Task to complete:
Search the records for "start" and copy each line that holds it.

Data in this exercise:
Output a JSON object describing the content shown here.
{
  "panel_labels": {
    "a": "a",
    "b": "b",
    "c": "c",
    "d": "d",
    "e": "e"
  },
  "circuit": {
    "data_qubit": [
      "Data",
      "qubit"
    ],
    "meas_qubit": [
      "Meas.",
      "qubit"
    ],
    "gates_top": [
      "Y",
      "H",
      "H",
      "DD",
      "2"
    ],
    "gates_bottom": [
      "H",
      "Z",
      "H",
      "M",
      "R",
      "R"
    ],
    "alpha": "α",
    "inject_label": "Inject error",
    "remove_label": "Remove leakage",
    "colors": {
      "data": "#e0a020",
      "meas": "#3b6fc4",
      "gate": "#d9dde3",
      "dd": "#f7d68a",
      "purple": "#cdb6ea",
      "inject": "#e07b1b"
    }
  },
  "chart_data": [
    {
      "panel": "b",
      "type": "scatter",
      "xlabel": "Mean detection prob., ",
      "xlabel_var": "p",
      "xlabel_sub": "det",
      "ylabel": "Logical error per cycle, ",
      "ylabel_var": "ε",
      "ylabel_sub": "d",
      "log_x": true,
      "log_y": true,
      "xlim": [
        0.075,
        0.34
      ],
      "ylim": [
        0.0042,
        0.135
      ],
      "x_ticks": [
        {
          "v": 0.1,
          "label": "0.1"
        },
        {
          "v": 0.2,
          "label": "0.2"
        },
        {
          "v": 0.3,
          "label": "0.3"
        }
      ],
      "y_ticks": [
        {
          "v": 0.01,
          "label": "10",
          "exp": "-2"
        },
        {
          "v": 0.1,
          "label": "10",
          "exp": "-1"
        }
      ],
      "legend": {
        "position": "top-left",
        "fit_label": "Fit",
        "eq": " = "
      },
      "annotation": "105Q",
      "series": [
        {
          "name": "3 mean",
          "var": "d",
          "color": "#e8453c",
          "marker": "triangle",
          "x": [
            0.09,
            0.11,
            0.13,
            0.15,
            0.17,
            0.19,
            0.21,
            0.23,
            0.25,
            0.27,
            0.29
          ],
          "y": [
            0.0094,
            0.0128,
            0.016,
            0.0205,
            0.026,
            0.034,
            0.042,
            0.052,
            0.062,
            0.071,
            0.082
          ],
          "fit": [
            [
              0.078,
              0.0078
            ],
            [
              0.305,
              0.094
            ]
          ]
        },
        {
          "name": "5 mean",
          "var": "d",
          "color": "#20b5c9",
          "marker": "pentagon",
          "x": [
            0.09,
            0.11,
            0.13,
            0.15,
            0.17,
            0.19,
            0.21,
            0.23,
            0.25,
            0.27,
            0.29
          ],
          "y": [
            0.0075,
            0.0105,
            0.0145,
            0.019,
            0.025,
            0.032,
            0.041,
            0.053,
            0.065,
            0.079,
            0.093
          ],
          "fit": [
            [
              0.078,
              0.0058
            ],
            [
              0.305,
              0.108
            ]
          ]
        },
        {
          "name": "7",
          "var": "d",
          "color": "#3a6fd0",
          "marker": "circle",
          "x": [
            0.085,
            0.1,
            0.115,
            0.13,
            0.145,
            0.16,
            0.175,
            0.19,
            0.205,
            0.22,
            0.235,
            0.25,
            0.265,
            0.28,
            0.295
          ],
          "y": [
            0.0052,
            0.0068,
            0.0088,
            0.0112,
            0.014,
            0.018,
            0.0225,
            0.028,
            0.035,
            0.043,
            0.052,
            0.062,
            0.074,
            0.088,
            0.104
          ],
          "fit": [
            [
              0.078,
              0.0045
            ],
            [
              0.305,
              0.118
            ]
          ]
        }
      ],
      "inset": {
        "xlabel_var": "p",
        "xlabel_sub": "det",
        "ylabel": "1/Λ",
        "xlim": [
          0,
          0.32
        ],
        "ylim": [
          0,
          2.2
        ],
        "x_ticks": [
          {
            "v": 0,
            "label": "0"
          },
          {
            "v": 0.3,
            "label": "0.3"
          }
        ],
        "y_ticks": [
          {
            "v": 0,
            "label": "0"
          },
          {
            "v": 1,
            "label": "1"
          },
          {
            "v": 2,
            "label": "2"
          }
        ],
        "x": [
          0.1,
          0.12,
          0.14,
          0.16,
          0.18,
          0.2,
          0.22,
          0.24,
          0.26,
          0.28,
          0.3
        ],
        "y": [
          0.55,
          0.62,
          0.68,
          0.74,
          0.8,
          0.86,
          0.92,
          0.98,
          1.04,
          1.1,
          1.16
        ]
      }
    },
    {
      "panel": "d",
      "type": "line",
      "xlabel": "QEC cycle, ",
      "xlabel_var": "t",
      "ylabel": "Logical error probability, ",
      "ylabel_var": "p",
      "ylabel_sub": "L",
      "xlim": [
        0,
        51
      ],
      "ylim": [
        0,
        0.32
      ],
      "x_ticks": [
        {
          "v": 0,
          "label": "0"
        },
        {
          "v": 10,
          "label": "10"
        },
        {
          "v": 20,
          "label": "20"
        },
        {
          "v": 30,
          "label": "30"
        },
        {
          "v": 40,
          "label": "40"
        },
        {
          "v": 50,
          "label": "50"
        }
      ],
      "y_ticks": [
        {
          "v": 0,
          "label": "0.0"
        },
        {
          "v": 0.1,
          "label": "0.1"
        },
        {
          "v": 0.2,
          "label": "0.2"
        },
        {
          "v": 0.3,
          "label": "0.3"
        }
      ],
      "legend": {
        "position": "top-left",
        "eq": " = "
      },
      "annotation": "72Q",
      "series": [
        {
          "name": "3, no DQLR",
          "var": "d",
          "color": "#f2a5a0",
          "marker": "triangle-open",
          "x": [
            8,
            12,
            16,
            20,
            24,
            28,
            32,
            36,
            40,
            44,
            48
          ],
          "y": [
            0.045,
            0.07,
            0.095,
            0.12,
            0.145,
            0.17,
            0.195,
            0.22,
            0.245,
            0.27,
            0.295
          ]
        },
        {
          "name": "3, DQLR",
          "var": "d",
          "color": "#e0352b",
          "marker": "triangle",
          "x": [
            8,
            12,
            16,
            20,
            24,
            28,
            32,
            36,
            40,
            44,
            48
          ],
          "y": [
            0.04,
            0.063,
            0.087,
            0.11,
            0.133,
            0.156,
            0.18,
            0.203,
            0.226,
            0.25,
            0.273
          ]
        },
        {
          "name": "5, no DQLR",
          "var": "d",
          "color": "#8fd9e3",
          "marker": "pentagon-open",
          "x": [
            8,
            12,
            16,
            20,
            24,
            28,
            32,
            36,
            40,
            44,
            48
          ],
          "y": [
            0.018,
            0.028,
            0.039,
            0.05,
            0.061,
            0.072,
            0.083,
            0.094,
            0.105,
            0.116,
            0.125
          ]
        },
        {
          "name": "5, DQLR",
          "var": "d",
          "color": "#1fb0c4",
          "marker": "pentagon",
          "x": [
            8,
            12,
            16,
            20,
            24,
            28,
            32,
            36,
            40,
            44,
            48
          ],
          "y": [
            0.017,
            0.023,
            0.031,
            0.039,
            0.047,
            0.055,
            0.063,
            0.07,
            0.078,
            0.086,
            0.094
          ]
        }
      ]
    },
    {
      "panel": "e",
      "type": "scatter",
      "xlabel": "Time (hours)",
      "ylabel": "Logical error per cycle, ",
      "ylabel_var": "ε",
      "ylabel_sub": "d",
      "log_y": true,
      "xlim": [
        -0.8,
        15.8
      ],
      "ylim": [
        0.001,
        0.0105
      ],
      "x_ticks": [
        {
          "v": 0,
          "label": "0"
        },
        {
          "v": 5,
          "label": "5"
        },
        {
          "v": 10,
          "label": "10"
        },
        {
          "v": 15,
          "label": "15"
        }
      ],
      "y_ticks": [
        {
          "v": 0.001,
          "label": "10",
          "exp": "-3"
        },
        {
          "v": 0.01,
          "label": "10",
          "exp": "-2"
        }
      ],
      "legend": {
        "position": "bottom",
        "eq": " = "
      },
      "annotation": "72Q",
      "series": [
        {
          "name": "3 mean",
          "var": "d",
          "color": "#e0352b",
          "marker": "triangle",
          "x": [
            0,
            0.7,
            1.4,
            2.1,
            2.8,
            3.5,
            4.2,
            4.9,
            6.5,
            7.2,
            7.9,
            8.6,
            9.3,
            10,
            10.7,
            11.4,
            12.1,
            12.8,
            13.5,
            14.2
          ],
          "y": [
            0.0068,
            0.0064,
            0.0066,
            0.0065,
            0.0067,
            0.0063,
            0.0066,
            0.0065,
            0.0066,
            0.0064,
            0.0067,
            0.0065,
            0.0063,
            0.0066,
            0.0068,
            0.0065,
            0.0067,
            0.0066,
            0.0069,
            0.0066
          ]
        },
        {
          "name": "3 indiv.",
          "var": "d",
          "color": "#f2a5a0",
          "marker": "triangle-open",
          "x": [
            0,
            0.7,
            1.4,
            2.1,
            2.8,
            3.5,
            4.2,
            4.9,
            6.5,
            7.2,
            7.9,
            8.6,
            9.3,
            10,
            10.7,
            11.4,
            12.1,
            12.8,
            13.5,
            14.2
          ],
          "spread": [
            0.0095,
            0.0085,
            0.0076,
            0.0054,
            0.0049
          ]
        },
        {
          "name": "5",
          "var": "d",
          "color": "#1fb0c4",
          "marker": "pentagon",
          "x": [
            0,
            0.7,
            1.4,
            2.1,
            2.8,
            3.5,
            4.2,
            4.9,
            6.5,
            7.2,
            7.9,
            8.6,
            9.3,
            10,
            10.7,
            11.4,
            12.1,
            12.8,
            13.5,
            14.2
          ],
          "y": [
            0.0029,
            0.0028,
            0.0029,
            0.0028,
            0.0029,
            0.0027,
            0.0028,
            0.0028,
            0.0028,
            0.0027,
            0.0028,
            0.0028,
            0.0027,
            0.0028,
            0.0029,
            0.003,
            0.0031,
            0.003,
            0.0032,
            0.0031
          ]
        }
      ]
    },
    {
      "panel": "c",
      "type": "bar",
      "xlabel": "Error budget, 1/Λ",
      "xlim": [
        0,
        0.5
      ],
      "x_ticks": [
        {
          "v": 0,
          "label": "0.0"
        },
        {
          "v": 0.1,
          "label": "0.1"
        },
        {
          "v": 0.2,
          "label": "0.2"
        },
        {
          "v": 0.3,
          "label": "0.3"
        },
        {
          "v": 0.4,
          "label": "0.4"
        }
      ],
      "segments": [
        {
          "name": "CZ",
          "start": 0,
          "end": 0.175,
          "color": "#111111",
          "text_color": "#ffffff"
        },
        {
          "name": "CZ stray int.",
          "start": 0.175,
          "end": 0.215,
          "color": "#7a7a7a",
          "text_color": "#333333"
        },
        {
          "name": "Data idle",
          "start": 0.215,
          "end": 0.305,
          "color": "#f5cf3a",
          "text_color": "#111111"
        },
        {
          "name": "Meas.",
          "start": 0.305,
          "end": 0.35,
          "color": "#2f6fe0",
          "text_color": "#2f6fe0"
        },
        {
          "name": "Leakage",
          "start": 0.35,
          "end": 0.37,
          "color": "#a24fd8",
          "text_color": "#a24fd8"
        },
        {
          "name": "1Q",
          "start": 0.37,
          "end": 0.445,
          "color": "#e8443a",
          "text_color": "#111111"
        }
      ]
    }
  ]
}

Task answer:
          "start": 0,
          "start": 0.175,
          "start": 0.215,
          "start": 0.305,
          "start": 0.35,
          "start": 0.37,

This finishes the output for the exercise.